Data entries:
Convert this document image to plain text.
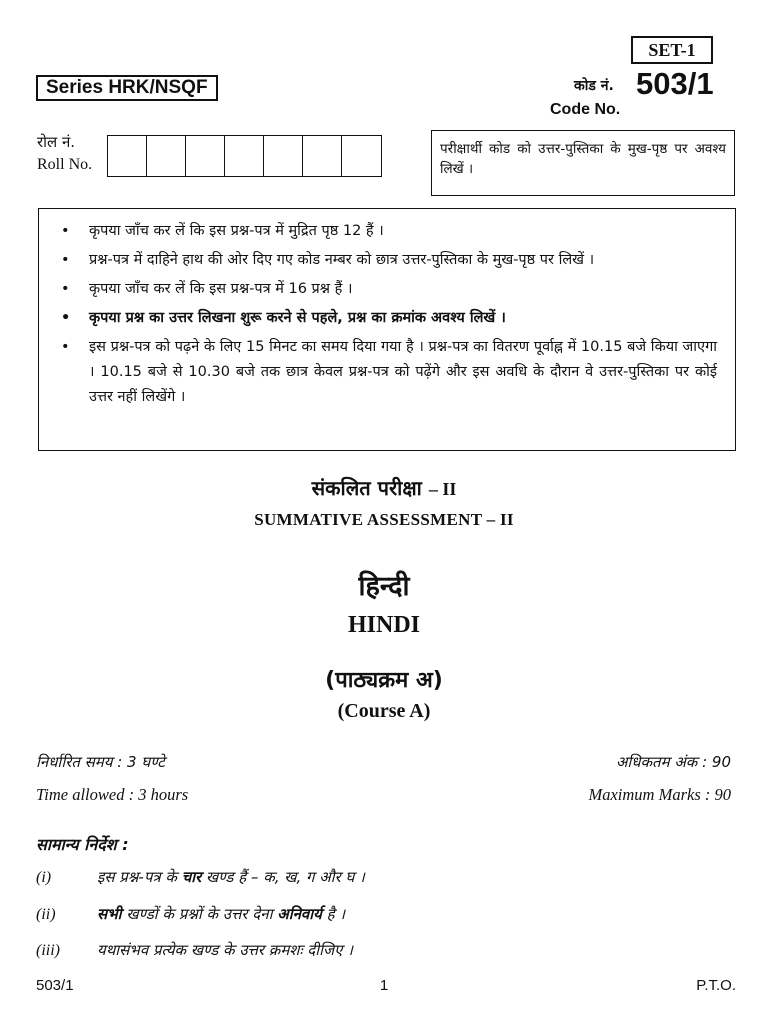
SET-1
Series HRK/NSQF	कोड नं. 503/1
Code No.
रोल नं.
Roll No.
परीक्षार्थी कोड को उत्तर-पुस्तिका के मुख-पृष्ठ पर अवश्य लिखें ।
• कृपया जाँच कर लें कि इस प्रश्न-पत्र में मुद्रित पृष्ठ 12 हैं ।
• प्रश्न-पत्र में दाहिने हाथ की ओर दिए गए कोड नम्बर को छात्र उत्तर-पुस्तिका के मुख-पृष्ठ पर लिखें ।
• कृपया जाँच कर लें कि इस प्रश्न-पत्र में 16 प्रश्न हैं ।
• कृपया प्रश्न का उत्तर लिखना शुरू करने से पहले, प्रश्न का क्रमांक अवश्य लिखें ।
• इस प्रश्न-पत्र को पढ़ने के लिए 15 मिनट का समय दिया गया है । प्रश्न-पत्र का वितरण पूर्वाह्न में 10.15 बजे किया जाएगा । 10.15 बजे से 10.30 बजे तक छात्र केवल प्रश्न-पत्र को पढ़ेंगे और इस अवधि के दौरान वे उत्तर-पुस्तिका पर कोई उत्तर नहीं लिखेंगे ।
संकलित परीक्षा – II
SUMMATIVE ASSESSMENT – II
हिन्दी
HINDI
(पाठ्यक्रम अ)
(Course A)
निर्धारित समय : 3 घण्टे	अधिकतम अंक : 90
Time allowed : 3 hours	Maximum Marks : 90
सामान्य निर्देश :
(i)	इस प्रश्न-पत्र के चार खण्ड हैं – क, ख, ग और घ ।
(ii)	सभी खण्डों के प्रश्नों के उत्तर देना अनिवार्य है ।
(iii) यथासंभव प्रत्येक खण्ड के उत्तर क्रमशः दीजिए ।
503/1	1	P.T.O.
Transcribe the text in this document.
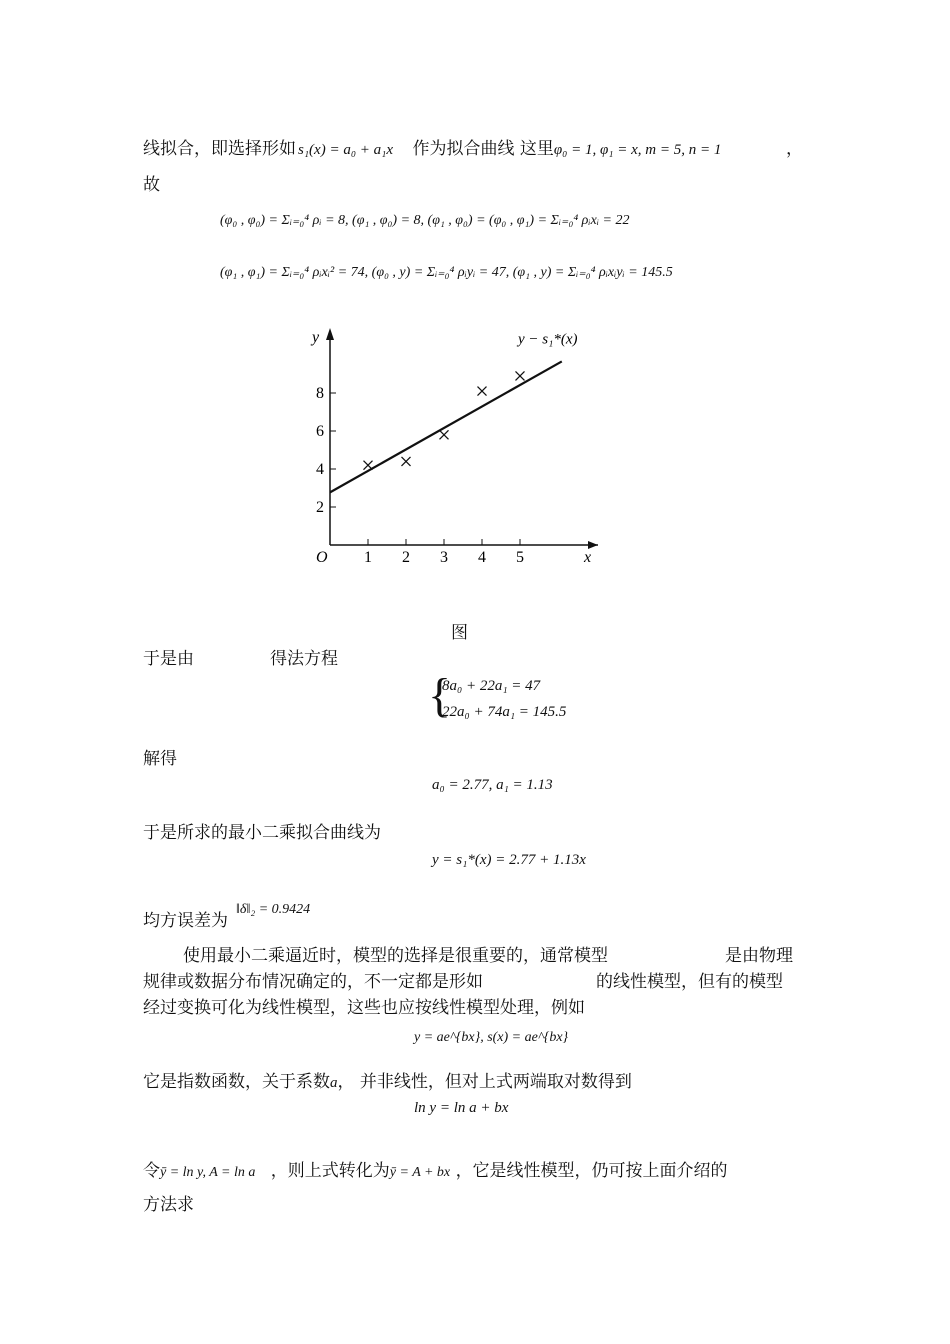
线拟合，即选择形如 s₁(x) = a₀ + a₁x 作为拟合曲线 这里φ₀ = 1, φ₁ = x, m = 5, n = 1	，
故
(φ₀ , φ₀) = Σᵢ₌₀⁴ ρᵢ = 8, (φ₁ , φ₀) = 8, (φ₁ , φ₀) = (φ₀ , φ₁) = Σᵢ₌₀⁴ ρᵢxᵢ = 22
(φ₁ , φ₁) = Σᵢ₌₀⁴ ρᵢxᵢ² = 74, (φ₀ , y) = Σᵢ₌₀⁴ ρᵢyᵢ = 47, (φ₁ , y) = Σᵢ₌₀⁴ ρᵢxᵢyᵢ = 145.5
x
y
O 1 2 3 4 5
2
4
6
8
y − s₁*(x)
图
于是由	得法方程
{
8a₀ + 22a₁ = 47
22a₀ + 74a₁ = 145.5
解得
a₀ = 2.77, a₁ = 1.13
于是所求的最小二乘拟合曲线为
y = s₁*(x) = 2.77 + 1.13x
均方误差为
‖δ‖₂ = 0.9424
使用最小二乘逼近时，模型的选择是很重要的，通常模型	是由物理
规律或数据分布情况确定的，不一定都是形如	的线性模型，但有的模型
经过变换可化为线性模型，这些也应按线性模型处理，例如
y = ae^{bx}, s(x) = ae^{bx}
它是指数函数，关于系数a， 并非线性，但对上式两端取对数得到
ln y = ln a + bx
令ȳ = ln y, A = ln a ，则上式转化为ȳ = A + bx ，它是线性模型，仍可按上面介绍的
方法求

- **Task to complete**
The records above need to be restated word for word, with the pictures left out.

- **Written response**
Convert this document image to plain text.
SET-1
Series HRK/NSQF	कोड नं. 503/1
Code No.
रोल नं.
Roll No.
परीक्षार्थी कोड को उत्तर-पुस्तिका के मुख-पृष्ठ पर अवश्य लिखें ।
• कृपया जाँच कर लें कि इस प्रश्न-पत्र में मुद्रित पृष्ठ 12 हैं ।
• प्रश्न-पत्र में दाहिने हाथ की ओर दिए गए कोड नम्बर को छात्र उत्तर-पुस्तिका के मुख-पृष्ठ पर लिखें ।
• कृपया जाँच कर लें कि इस प्रश्न-पत्र में 16 प्रश्न हैं ।
• कृपया प्रश्न का उत्तर लिखना शुरू करने से पहले, प्रश्न का क्रमांक अवश्य लिखें ।
• इस प्रश्न-पत्र को पढ़ने के लिए 15 मिनट का समय दिया गया है । प्रश्न-पत्र का वितरण पूर्वाह्न में 10.15 बजे किया जाएगा । 10.15 बजे से 10.30 बजे तक छात्र केवल प्रश्न-पत्र को पढ़ेंगे और इस अवधि के दौरान वे उत्तर-पुस्तिका पर कोई उत्तर नहीं लिखेंगे ।
संकलित परीक्षा – II
SUMMATIVE ASSESSMENT – II
हिन्दी
HINDI
(पाठ्यक्रम अ)
(Course A)
निर्धारित समय : 3 घण्टे	अधिकतम अंक : 90
Time allowed : 3 hours	Maximum Marks : 90
सामान्य निर्देश :
(i)	इस प्रश्न-पत्र के चार खण्ड हैं – क, ख, ग और घ ।
(ii)	सभी खण्डों के प्रश्नों के उत्तर देना अनिवार्य है ।
(iii) यथासंभव प्रत्येक खण्ड के उत्तर क्रमशः दीजिए ।
503/1	1	P.T.O.
Transcribe the text in this document.
线拟合，即选择形如 s₁(x) = a₀ + a₁x 作为拟合曲线 这里φ₀ = 1, φ₁ = x, m = 5, n = 1	，
故
(φ₀ , φ₀) = Σᵢ₌₀⁴ ρᵢ = 8, (φ₁ , φ₀) = 8, (φ₁ , φ₀) = (φ₀ , φ₁) = Σᵢ₌₀⁴ ρᵢxᵢ = 22
(φ₁ , φ₁) = Σᵢ₌₀⁴ ρᵢxᵢ² = 74, (φ₀ , y) = Σᵢ₌₀⁴ ρᵢyᵢ = 47, (φ₁ , y) = Σᵢ₌₀⁴ ρᵢxᵢyᵢ = 145.5
x
y
O 1 2 3 4 5
2
4
6
8
y − s₁*(x)
图
于是由	得法方程
{
8a₀ + 22a₁ = 47
22a₀ + 74a₁ = 145.5
解得
a₀ = 2.77, a₁ = 1.13
于是所求的最小二乘拟合曲线为
y = s₁*(x) = 2.77 + 1.13x
均方误差为
‖δ‖₂ = 0.9424
使用最小二乘逼近时，模型的选择是很重要的，通常模型	是由物理
规律或数据分布情况确定的，不一定都是形如	的线性模型，但有的模型
经过变换可化为线性模型，这些也应按线性模型处理，例如
y = ae^{bx}, s(x) = ae^{bx}
它是指数函数，关于系数a， 并非线性，但对上式两端取对数得到
ln y = ln a + bx
令ȳ = ln y, A = ln a ，则上式转化为ȳ = A + bx ，它是线性模型，仍可按上面介绍的
方法求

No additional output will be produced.